**Task:**
In the lines from the one holding "Itemize the components" through the one holding "alert-dialog: ! 验证码发送成功", inclusive, rename "components" to "elements" and give those lines again with nothing else changed. Leave the pictures out.

Extracted records:

============

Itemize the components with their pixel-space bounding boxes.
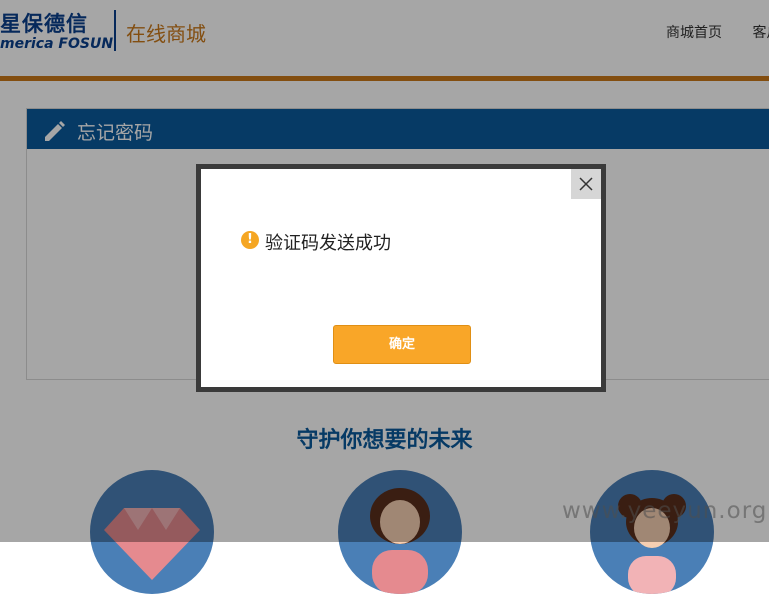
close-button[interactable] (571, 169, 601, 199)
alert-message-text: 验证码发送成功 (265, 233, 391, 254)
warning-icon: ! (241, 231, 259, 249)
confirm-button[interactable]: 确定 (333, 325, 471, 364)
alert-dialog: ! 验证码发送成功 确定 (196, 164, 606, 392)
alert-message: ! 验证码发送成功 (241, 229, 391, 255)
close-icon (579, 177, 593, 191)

============

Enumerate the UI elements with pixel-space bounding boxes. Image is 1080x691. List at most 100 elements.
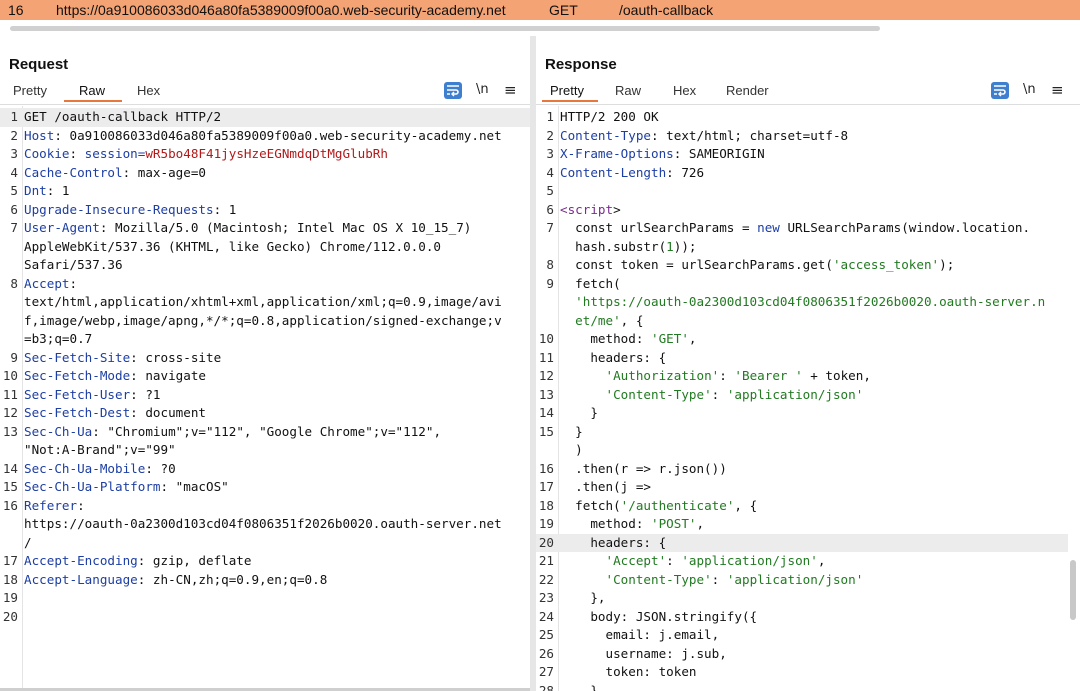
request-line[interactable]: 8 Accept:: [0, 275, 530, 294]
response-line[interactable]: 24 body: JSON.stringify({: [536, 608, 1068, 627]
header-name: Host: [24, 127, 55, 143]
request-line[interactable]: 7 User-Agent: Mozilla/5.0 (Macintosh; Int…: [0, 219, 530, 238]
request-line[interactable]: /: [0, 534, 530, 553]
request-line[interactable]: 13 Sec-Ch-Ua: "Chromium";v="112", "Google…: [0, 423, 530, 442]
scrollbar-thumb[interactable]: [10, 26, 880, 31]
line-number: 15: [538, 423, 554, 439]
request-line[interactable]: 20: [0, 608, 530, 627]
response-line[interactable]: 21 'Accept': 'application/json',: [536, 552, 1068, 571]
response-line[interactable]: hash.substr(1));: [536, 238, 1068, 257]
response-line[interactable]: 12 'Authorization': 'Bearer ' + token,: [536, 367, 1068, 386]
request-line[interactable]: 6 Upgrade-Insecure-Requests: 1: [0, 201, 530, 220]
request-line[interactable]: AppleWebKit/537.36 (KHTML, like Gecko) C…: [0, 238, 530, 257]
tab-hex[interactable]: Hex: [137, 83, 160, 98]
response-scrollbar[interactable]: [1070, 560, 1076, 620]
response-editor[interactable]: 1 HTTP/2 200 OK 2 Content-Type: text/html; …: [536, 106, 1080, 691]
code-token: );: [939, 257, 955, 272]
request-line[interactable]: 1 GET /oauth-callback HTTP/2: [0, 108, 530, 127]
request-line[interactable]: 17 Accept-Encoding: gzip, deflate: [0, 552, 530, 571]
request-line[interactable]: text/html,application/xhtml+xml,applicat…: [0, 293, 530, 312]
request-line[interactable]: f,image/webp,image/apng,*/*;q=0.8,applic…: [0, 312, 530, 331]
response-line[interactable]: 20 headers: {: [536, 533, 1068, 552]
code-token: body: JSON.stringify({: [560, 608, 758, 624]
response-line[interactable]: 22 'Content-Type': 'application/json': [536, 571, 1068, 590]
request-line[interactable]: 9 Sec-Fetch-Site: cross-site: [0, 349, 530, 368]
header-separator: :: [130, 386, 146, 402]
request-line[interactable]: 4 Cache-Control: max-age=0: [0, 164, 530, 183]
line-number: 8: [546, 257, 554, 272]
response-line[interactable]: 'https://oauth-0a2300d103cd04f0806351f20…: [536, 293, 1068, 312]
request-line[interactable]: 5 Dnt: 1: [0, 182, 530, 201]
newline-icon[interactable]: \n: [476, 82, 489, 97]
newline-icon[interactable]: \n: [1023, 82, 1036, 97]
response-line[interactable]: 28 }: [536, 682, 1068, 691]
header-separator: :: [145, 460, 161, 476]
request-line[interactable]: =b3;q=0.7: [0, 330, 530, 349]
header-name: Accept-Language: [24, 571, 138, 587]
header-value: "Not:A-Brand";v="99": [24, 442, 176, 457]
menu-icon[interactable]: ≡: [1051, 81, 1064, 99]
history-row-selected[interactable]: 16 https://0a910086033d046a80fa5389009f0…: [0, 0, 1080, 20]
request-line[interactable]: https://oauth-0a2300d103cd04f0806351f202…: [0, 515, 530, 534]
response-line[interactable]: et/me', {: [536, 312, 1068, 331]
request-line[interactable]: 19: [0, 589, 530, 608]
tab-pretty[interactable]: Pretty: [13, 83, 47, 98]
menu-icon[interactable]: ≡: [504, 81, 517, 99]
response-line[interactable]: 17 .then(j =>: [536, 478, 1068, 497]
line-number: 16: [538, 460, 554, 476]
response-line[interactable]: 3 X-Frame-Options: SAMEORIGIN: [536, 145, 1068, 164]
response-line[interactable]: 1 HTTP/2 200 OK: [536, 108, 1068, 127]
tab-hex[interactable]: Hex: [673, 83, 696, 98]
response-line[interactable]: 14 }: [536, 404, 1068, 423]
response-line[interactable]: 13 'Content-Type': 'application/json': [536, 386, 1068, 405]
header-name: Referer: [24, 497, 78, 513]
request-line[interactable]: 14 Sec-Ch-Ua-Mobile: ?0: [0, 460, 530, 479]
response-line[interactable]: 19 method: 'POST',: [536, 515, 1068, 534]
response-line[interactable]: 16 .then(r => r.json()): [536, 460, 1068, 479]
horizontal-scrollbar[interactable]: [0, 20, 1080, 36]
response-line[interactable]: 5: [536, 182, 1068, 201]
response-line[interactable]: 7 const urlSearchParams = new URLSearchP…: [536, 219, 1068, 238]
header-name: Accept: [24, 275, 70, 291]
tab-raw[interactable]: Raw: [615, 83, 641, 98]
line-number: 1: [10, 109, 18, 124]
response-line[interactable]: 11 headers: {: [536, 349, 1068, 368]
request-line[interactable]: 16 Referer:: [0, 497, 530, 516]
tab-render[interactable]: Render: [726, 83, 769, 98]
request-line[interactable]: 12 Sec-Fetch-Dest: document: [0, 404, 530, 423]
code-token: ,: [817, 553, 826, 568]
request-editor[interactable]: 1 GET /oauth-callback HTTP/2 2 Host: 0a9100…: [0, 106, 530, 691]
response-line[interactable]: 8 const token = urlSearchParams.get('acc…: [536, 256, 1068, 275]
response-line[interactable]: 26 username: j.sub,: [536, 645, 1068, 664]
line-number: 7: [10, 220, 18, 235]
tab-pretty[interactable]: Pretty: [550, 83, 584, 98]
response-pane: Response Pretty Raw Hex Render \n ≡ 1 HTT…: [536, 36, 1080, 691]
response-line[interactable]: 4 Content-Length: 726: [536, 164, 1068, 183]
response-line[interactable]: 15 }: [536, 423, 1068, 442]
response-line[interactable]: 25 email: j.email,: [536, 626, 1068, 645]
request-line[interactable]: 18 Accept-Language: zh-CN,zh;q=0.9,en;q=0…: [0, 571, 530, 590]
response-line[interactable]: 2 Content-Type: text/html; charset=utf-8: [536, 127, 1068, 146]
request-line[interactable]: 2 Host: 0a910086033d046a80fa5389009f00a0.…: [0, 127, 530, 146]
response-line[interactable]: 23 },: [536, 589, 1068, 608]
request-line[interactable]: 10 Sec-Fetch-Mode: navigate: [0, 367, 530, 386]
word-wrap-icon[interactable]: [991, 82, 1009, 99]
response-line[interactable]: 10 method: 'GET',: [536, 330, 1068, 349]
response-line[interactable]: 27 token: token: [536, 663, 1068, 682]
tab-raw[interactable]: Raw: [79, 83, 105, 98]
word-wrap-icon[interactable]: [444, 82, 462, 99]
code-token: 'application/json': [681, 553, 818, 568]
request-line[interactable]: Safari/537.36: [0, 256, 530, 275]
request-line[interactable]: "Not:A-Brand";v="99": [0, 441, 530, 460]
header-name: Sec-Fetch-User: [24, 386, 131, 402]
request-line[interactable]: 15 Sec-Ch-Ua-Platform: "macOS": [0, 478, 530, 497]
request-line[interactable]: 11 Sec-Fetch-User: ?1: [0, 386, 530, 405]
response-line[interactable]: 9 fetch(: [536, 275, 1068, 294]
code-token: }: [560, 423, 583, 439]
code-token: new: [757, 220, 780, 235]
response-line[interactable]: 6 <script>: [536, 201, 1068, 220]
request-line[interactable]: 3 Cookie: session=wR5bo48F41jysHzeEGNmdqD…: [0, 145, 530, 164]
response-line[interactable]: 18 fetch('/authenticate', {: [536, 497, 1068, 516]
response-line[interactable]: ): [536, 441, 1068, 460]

============

**Result:**
Itemize the elements with their pixel-space bounding boxes.
close-button[interactable] (571, 169, 601, 199)
alert-message-text: 验证码发送成功 (265, 233, 391, 254)
warning-icon: ! (241, 231, 259, 249)
confirm-button[interactable]: 确定 (333, 325, 471, 364)
alert-dialog: ! 验证码发送成功 确定 (196, 164, 606, 392)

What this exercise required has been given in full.